Begin RECORDS SHOWN
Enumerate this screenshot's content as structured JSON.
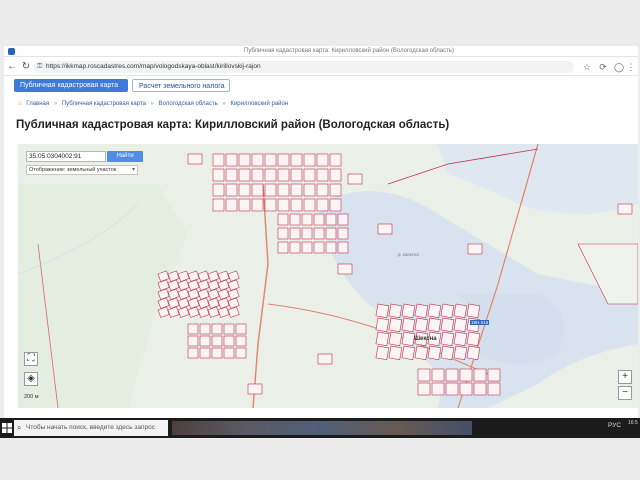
{
  "browser": {
    "window_title": "Публичная кадастровая карта: Кирилловский район (Вологодская область)",
    "url": "https://ikkmap.roscadastres.com/map/vologodskaya-oblast/kirillovskij-rajon",
    "back_glyph": "←",
    "forward_glyph": "→",
    "reload_glyph": "↻",
    "lock_glyph": "🔒"
  },
  "tabs": [
    {
      "label": "Публичная кадастровая карта",
      "active": true
    },
    {
      "label": "Расчет земельного налога",
      "active": false
    }
  ],
  "breadcrumb": [
    "Главная",
    "Публичная кадастровая карта",
    "Вологодская область",
    "Кирилловский район"
  ],
  "breadcrumb_separator": "»",
  "page_title": "Публичная кадастровая карта: Кирилловский район (Вологодская область)",
  "map": {
    "search_value": "35:05:0304002:91",
    "find_button": "Найти",
    "type_select_value": "Отображение: земельный участок",
    "type_select_chevron": "▾",
    "zoom_in": "+",
    "zoom_out": "−",
    "fullscreen_glyph": "⛶",
    "layers_glyph": "◈",
    "scale_label": "200 м",
    "place_label": "Шексна",
    "road_label": "19Н-016",
    "lake_label": "р. Шексна"
  },
  "taskbar": {
    "search_placeholder": "Чтобы начать поиск, введите здесь запрос",
    "search_icon_glyph": "⌕",
    "language": "РУС",
    "time": "16:5"
  },
  "colors": {
    "accent": "#3d7ad9",
    "parcel_outline": "#c0304a",
    "water": "#d9e3ef",
    "road": "#e3826a"
  }
}
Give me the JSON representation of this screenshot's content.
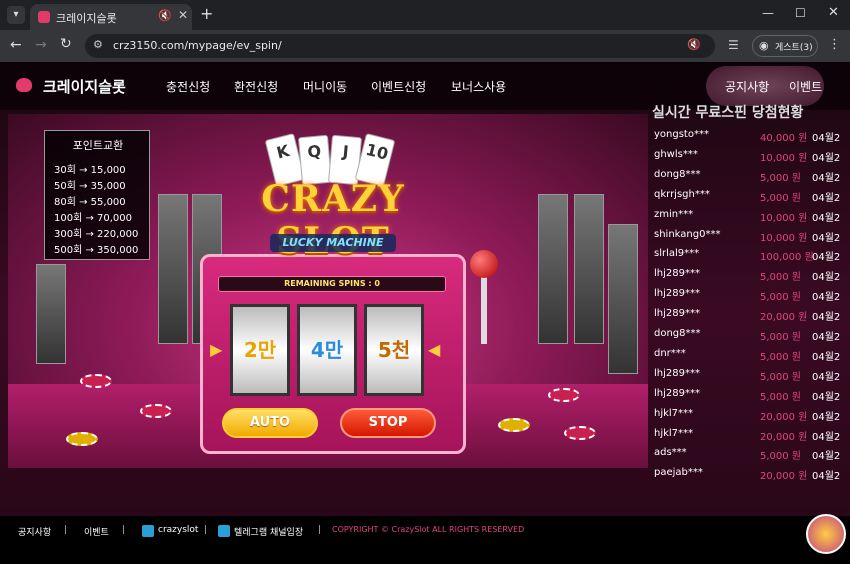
{
  "browser": {
    "tab_title": "크레이지슬롯",
    "url": "crz3150.com/mypage/ev_spin/",
    "profile_label": "게스트(3)"
  },
  "header": {
    "logo_text": "크레이지슬롯",
    "nav": [
      "충전신청",
      "환전신청",
      "머니이동",
      "이벤트신청",
      "보너스사용"
    ],
    "nav_right": [
      "공지사항",
      "이벤트"
    ]
  },
  "exchange": {
    "title": "포인트교환",
    "rows": [
      "30회 → 15,000",
      "50회 → 35,000",
      "80회 → 55,000",
      "100회 → 70,000",
      "300회 → 220,000",
      "500회 → 350,000"
    ]
  },
  "slot": {
    "cards": [
      "K",
      "Q",
      "J",
      "10"
    ],
    "title": "CRAZY SLOT",
    "subtitle": "LUCKY MACHINE",
    "remaining_label": "REMAINING SPINS : 0",
    "reels": [
      "2만",
      "4만",
      "5천"
    ],
    "auto_label": "AUTO",
    "stop_label": "STOP"
  },
  "winners": {
    "title": "실시간 무료스핀 당첨현황",
    "rows": [
      {
        "name": "yongsto***",
        "amount": "40,000 원",
        "date": "04월2"
      },
      {
        "name": "ghwls***",
        "amount": "10,000 원",
        "date": "04월2"
      },
      {
        "name": "dong8***",
        "amount": "5,000 원",
        "date": "04월2"
      },
      {
        "name": "qkrrjsgh***",
        "amount": "5,000 원",
        "date": "04월2"
      },
      {
        "name": "zmin***",
        "amount": "10,000 원",
        "date": "04월2"
      },
      {
        "name": "shinkang0***",
        "amount": "10,000 원",
        "date": "04월2"
      },
      {
        "name": "slrlal9***",
        "amount": "100,000 원",
        "date": "04월2"
      },
      {
        "name": "lhj289***",
        "amount": "5,000 원",
        "date": "04월2"
      },
      {
        "name": "lhj289***",
        "amount": "5,000 원",
        "date": "04월2"
      },
      {
        "name": "lhj289***",
        "amount": "20,000 원",
        "date": "04월2"
      },
      {
        "name": "dong8***",
        "amount": "5,000 원",
        "date": "04월2"
      },
      {
        "name": "dnr***",
        "amount": "5,000 원",
        "date": "04월2"
      },
      {
        "name": "lhj289***",
        "amount": "5,000 원",
        "date": "04월2"
      },
      {
        "name": "lhj289***",
        "amount": "5,000 원",
        "date": "04월2"
      },
      {
        "name": "hjkl7***",
        "amount": "20,000 원",
        "date": "04월2"
      },
      {
        "name": "hjkl7***",
        "amount": "20,000 원",
        "date": "04월2"
      },
      {
        "name": "ads***",
        "amount": "5,000 원",
        "date": "04월2"
      },
      {
        "name": "paejab***",
        "amount": "20,000 원",
        "date": "04월2"
      }
    ]
  },
  "footer": {
    "notice": "공지사항",
    "event": "이벤트",
    "telegram": "crazyslot",
    "telegram_channel": "텔레그램 채널입장",
    "separator": "|",
    "copyright": "COPYRIGHT © CrazySlot ALL RIGHTS RESERVED"
  }
}
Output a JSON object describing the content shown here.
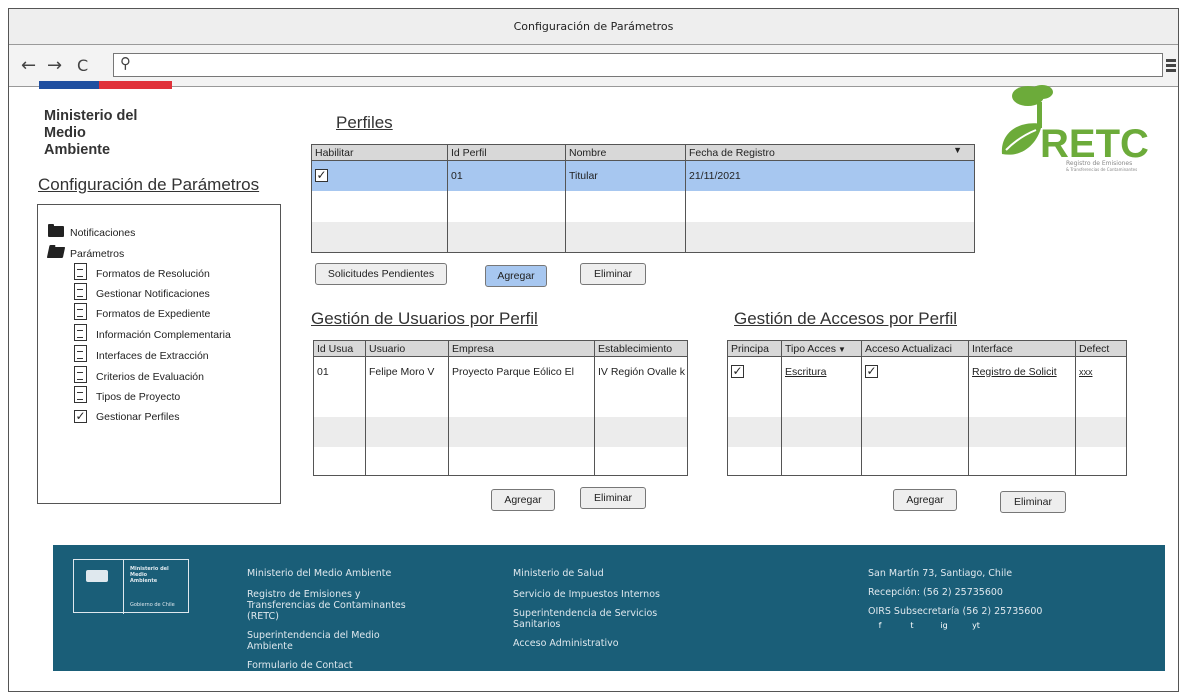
End RECORDS SHOWN
| THE EXERCISE |
Without including any picture, retype the entries exactly.

| REPLY TO THE TASK |
Enumerate this screenshot's content as structured JSON.
{
  "browser": {
    "window_title": "Публичная кадастровая карта: Кирилловский район (Вологодская область)",
    "url": "https://ikkmap.roscadastres.com/map/vologodskaya-oblast/kirillovskij-rajon",
    "back_glyph": "←",
    "forward_glyph": "→",
    "reload_glyph": "↻",
    "lock_glyph": "🔒"
  },
  "tabs": [
    {
      "label": "Публичная кадастровая карта",
      "active": true
    },
    {
      "label": "Расчет земельного налога",
      "active": false
    }
  ],
  "breadcrumb": [
    "Главная",
    "Публичная кадастровая карта",
    "Вологодская область",
    "Кирилловский район"
  ],
  "breadcrumb_separator": "»",
  "page_title": "Публичная кадастровая карта: Кирилловский район (Вологодская область)",
  "map": {
    "search_value": "35:05:0304002:91",
    "find_button": "Найти",
    "type_select_value": "Отображение: земельный участок",
    "type_select_chevron": "▾",
    "zoom_in": "+",
    "zoom_out": "−",
    "fullscreen_glyph": "⛶",
    "layers_glyph": "◈",
    "scale_label": "200 м",
    "place_label": "Шексна",
    "road_label": "19Н-016",
    "lake_label": "р. Шексна"
  },
  "taskbar": {
    "search_placeholder": "Чтобы начать поиск, введите здесь запрос",
    "search_icon_glyph": "⌕",
    "language": "РУС",
    "time": "16:5"
  },
  "colors": {
    "accent": "#3d7ad9",
    "parcel_outline": "#c0304a",
    "water": "#d9e3ef",
    "road": "#e3826a"
  }
}
Give me the JSON representation of this screenshot's content.
{
  "browser": {
    "tab_title": "크레이지슬롯",
    "url": "crz3150.com/mypage/ev_spin/",
    "profile_label": "게스트(3)"
  },
  "header": {
    "logo_text": "크레이지슬롯",
    "nav": [
      "충전신청",
      "환전신청",
      "머니이동",
      "이벤트신청",
      "보너스사용"
    ],
    "nav_right": [
      "공지사항",
      "이벤트"
    ]
  },
  "exchange": {
    "title": "포인트교환",
    "rows": [
      "30회 → 15,000",
      "50회 → 35,000",
      "80회 → 55,000",
      "100회 → 70,000",
      "300회 → 220,000",
      "500회 → 350,000"
    ]
  },
  "slot": {
    "cards": [
      "K",
      "Q",
      "J",
      "10"
    ],
    "title": "CRAZY SLOT",
    "subtitle": "LUCKY MACHINE",
    "remaining_label": "REMAINING SPINS : 0",
    "reels": [
      "2만",
      "4만",
      "5천"
    ],
    "auto_label": "AUTO",
    "stop_label": "STOP"
  },
  "winners": {
    "title": "실시간 무료스핀 당첨현황",
    "rows": [
      {
        "name": "yongsto***",
        "amount": "40,000 원",
        "date": "04월2"
      },
      {
        "name": "ghwls***",
        "amount": "10,000 원",
        "date": "04월2"
      },
      {
        "name": "dong8***",
        "amount": "5,000 원",
        "date": "04월2"
      },
      {
        "name": "qkrrjsgh***",
        "amount": "5,000 원",
        "date": "04월2"
      },
      {
        "name": "zmin***",
        "amount": "10,000 원",
        "date": "04월2"
      },
      {
        "name": "shinkang0***",
        "amount": "10,000 원",
        "date": "04월2"
      },
      {
        "name": "slrlal9***",
        "amount": "100,000 원",
        "date": "04월2"
      },
      {
        "name": "lhj289***",
        "amount": "5,000 원",
        "date": "04월2"
      },
      {
        "name": "lhj289***",
        "amount": "5,000 원",
        "date": "04월2"
      },
      {
        "name": "lhj289***",
        "amount": "20,000 원",
        "date": "04월2"
      },
      {
        "name": "dong8***",
        "amount": "5,000 원",
        "date": "04월2"
      },
      {
        "name": "dnr***",
        "amount": "5,000 원",
        "date": "04월2"
      },
      {
        "name": "lhj289***",
        "amount": "5,000 원",
        "date": "04월2"
      },
      {
        "name": "lhj289***",
        "amount": "5,000 원",
        "date": "04월2"
      },
      {
        "name": "hjkl7***",
        "amount": "20,000 원",
        "date": "04월2"
      },
      {
        "name": "hjkl7***",
        "amount": "20,000 원",
        "date": "04월2"
      },
      {
        "name": "ads***",
        "amount": "5,000 원",
        "date": "04월2"
      },
      {
        "name": "paejab***",
        "amount": "20,000 원",
        "date": "04월2"
      }
    ]
  },
  "footer": {
    "notice": "공지사항",
    "event": "이벤트",
    "telegram": "crazyslot",
    "telegram_channel": "텔레그램 채널입장",
    "separator": "|",
    "copyright": "COPYRIGHT © CrazySlot ALL RIGHTS RESERVED"
  }
}
Output a JSON object describing the content shown here.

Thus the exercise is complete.